### Exercise details
Put the lines of all the records into a JSON list of strings, one string per line and no blank lines. Omit the pictures from your answer.

Listings of boxed layout items:
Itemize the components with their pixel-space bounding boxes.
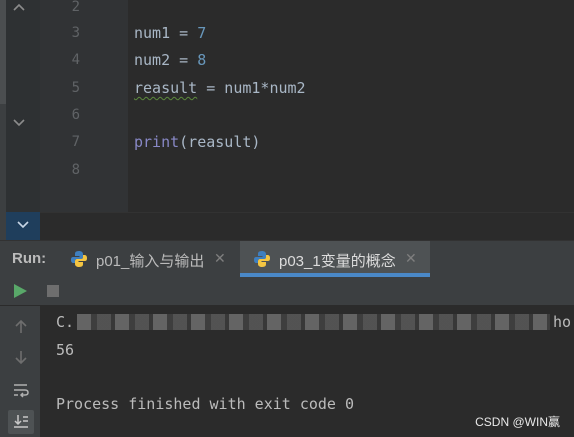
- active-tab-indicator: [240, 273, 430, 277]
- scroll-to-end-icon[interactable]: [8, 410, 34, 434]
- console-output-value: 56: [56, 341, 75, 359]
- soft-wrap-icon[interactable]: [12, 381, 30, 399]
- tab-label: p03_1变量的概念: [279, 253, 396, 270]
- run-toolbar: [0, 278, 574, 306]
- call-args: (reasult): [179, 133, 261, 151]
- close-icon[interactable]: ✕: [405, 250, 417, 267]
- operator: =: [170, 51, 198, 69]
- console-path-start: C.: [56, 313, 75, 331]
- builtin-function: print: [134, 133, 180, 151]
- line-number: 7: [71, 134, 80, 150]
- variable-name-typo: reasult: [134, 79, 198, 97]
- line-number: 3: [71, 25, 80, 41]
- line-number: 4: [71, 52, 80, 68]
- fold-end-icon[interactable]: [12, 2, 26, 16]
- console-path-end: ho: [553, 313, 572, 331]
- console-exit-message: Process finished with exit code 0: [56, 395, 355, 413]
- python-icon: [70, 250, 88, 268]
- chevron-down-icon: [17, 221, 29, 229]
- line-number: 2: [71, 0, 80, 15]
- watermark: CSDN @WIN赢: [475, 415, 560, 429]
- line-number: 6: [71, 107, 80, 123]
- line-number: 8: [71, 162, 80, 178]
- fold-collapse-icon[interactable]: [12, 118, 26, 132]
- operator: =: [170, 24, 198, 42]
- code-line-7[interactable]: print(reasult): [134, 133, 260, 151]
- run-panel-label: Run:: [12, 250, 47, 267]
- number-literal: 8: [197, 51, 207, 69]
- expression: = num1*num2: [197, 79, 306, 97]
- close-icon[interactable]: ✕: [214, 250, 226, 267]
- tab-p01[interactable]: p01_输入与输出 ✕: [70, 240, 230, 278]
- arrow-down-icon[interactable]: [12, 348, 30, 366]
- arrow-up-icon[interactable]: [12, 318, 30, 336]
- editor-bottom-bar: [40, 212, 574, 240]
- redacted-path: [77, 314, 550, 330]
- stop-icon[interactable]: [47, 285, 59, 297]
- rerun-icon[interactable]: [14, 284, 27, 298]
- collapse-button[interactable]: [6, 212, 40, 240]
- code-line-3[interactable]: num1 = 7: [134, 24, 206, 42]
- tab-label: p01_输入与输出: [96, 253, 205, 270]
- line-number: 5: [71, 80, 80, 96]
- code-line-4[interactable]: num2 = 8: [134, 51, 206, 69]
- number-literal: 7: [197, 24, 207, 42]
- code-line-5[interactable]: reasult = num1*num2: [134, 79, 306, 97]
- python-icon: [253, 250, 271, 268]
- variable-name: num1: [134, 24, 171, 42]
- variable-name: num2: [134, 51, 171, 69]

### Solution to this exercise
[
  "Itemize the components with their pixel-space bounding boxes.",
  "- active-tab-indicator: [240, 273, 430, 277]",
  "- scroll-to-end-icon[interactable]: [8, 410, 34, 434]",
  "- console-output-value: 56: [56, 341, 75, 359]",
  "- soft-wrap-icon[interactable]: [12, 381, 30, 399]",
  "- tab-label: p03_1变量的概念: [279, 253, 396, 270]",
  "- run-toolbar: [0, 278, 574, 306]",
  "- call-args: (reasult): [179, 133, 261, 151]",
  "- close-icon[interactable]: ✕: [405, 250, 417, 267]",
  "- operator: =: [170, 51, 198, 69]",
  "- console-path-start: C.: [56, 313, 75, 331]",
  "- builtin-function: print: [134, 133, 180, 151]",
  "- line-number: 7: [71, 134, 80, 150]",
  "- variable-name-typo: reasult: [134, 79, 198, 97]",
  "- line-number: 3: [71, 25, 80, 41]",
  "- line-number: 4: [71, 52, 80, 68]",
  "- fold-end-icon[interactable]: [12, 2, 26, 16]",
  "- console-path-end: ho: [553, 313, 572, 331]",
  "- console-exit-message: Process finished with exit code 0: [56, 395, 355, 413]",
  "- python-icon: [70, 250, 88, 268]",
  "- chevron-down-icon: [17, 221, 29, 229]",
  "- line-number: 2: [71, 0, 80, 15]",
  "- watermark: CSDN @WIN赢: [475, 415, 560, 429]",
  "- line-number: 6: [71, 107, 80, 123]",
  "- line-number: 8: [71, 162, 80, 178]",
  "- fold-collapse-icon[interactable]: [12, 118, 26, 132]",
  "- operator: =: [170, 24, 198, 42]",
  "- code-line-7[interactable]: print(reasult): [134, 133, 260, 151]",
  "- run-panel-label: Run:: [12, 250, 47, 267]",
  "- number-literal: 8: [197, 51, 207, 69]",
  "- expression: = num1*num2: [197, 79, 306, 97]",
  "- close-icon[interactable]: ✕: [214, 250, 226, 267]",
  "- tab-p01[interactable]: p01_输入与输出 ✕: [70, 240, 230, 278]",
  "- arrow-down-icon[interactable]: [12, 348, 30, 366]",
  "- arrow-up-icon[interactable]: [12, 318, 30, 336]",
  "- editor-bottom-bar: [40, 212, 574, 240]",
  "- redacted-path: [77, 314, 550, 330]",
  "- stop-icon[interactable]: [47, 285, 59, 297]",
  "- rerun-icon[interactable]: [14, 284, 27, 298]",
  "- collapse-button[interactable]: [6, 212, 40, 240]",
  "- code-line-3[interactable]: num1 = 7: [134, 24, 206, 42]",
  "- tab-label: p01_输入与输出: [96, 253, 205, 270]",
  "- line-number: 5: [71, 80, 80, 96]",
  "- code-line-4[interactable]: num2 = 8: [134, 51, 206, 69]",
  "- number-literal: 7: [197, 24, 207, 42]",
  "- code-line-5[interactable]: reasult = num1*num2: [134, 79, 306, 97]",
  "- python-icon: [253, 250, 271, 268]",
  "- variable-name: num1: [134, 24, 171, 42]",
  "- variable-name: num2: [134, 51, 171, 69]"
]